WORK REQUIRED: Your answer should be a single number: the count of lines that include "الله".

EXERCISE MATERIAL:
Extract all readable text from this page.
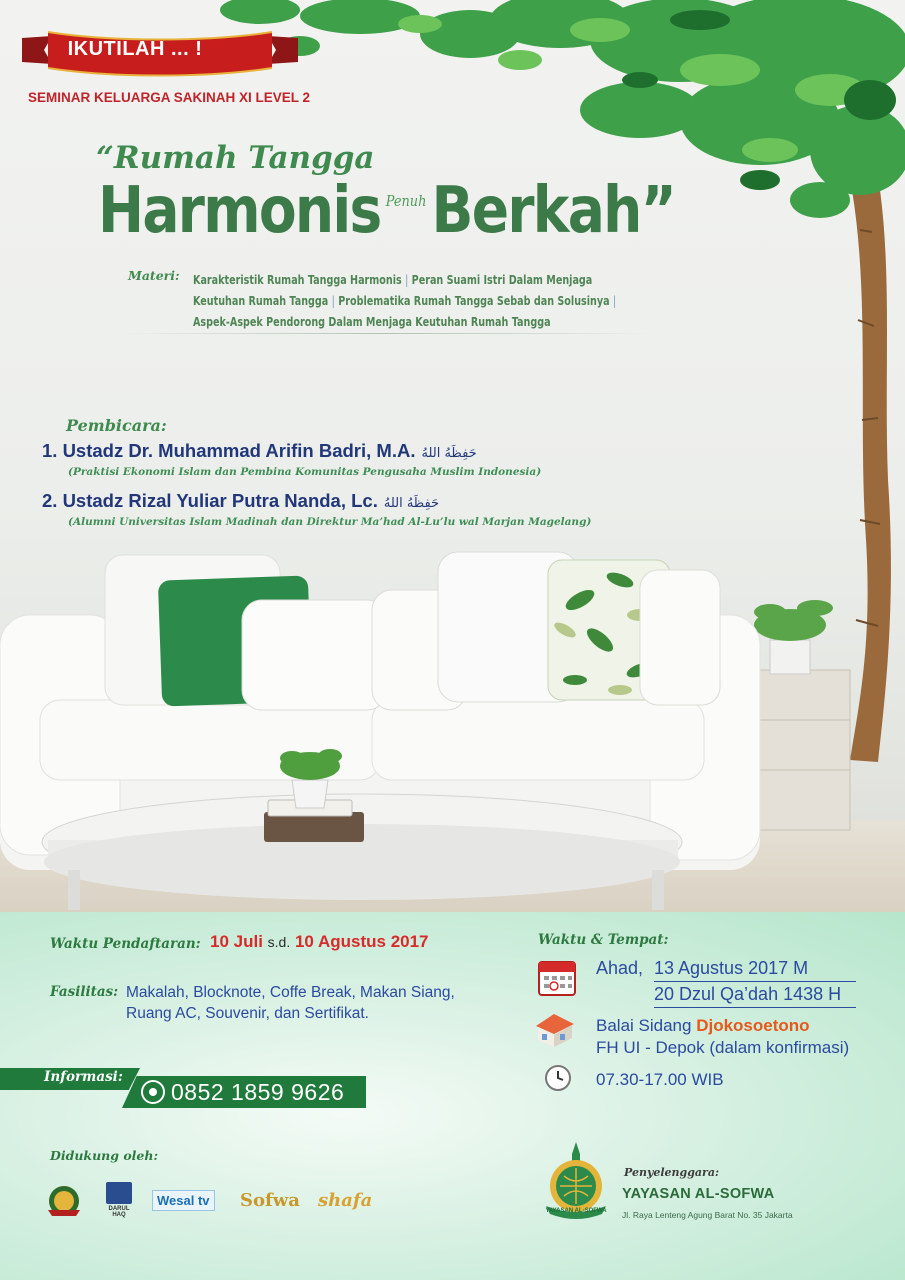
IKUTILAH ... !
SEMINAR KELUARGA SAKINAH XI LEVEL 2
“Rumah Tangga
Harmonis $^{Penuh}$Berkah”
Materi: Karakteristik Rumah Tangga Harmonis | Peran Suami Istri Dalam Menjaga
Keutuhan Rumah Tangga | Problematika Rumah Tangga Sebab dan Solusinya |
Aspek-Aspek Pendorong Dalam Menjaga Keutuhan Rumah Tangga
Pembicara:
1. Ustadz Dr. Muhammad Arifin Badri, M.A. حَفِظَهُ اللهُ
(Praktisi Ekonomi Islam dan Pembina Komunitas Pengusaha Muslim Indonesia)
2. Ustadz Rizal Yuliar Putra Nanda, Lc. حَفِظَهُ اللهُ
(Alumni Universitas Islam Madinah dan Direktur Ma’had Al-Lu’lu wal Marjan Magelang)
Waktu Pendaftaran: 10 Juli s.d. 10 Agustus 2017
Fasilitas: Makalah, Blocknote, Coffe Break, Makan Siang,
Ruang AC, Souvenir, dan Sertifikat.
Informasi:
0852 1859 9626
Didukung oleh:
DARUL HAQ
Wesal tv Sofwa shafa
Waktu & Tempat:
Ahad, 13 Agustus 2017 M
20 Dzul Qa’dah 1438 H
Balai Sidang Djokosoetono
FH UI - Depok (dalam konfirmasi)
07.30-17.00 WIB
YAYASAN AL-SOFWA
Penyelenggara:
YAYASAN AL-SOFWA
Jl. Raya Lenteng Agung Barat No. 35 Jakarta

THE SOLUTION: 2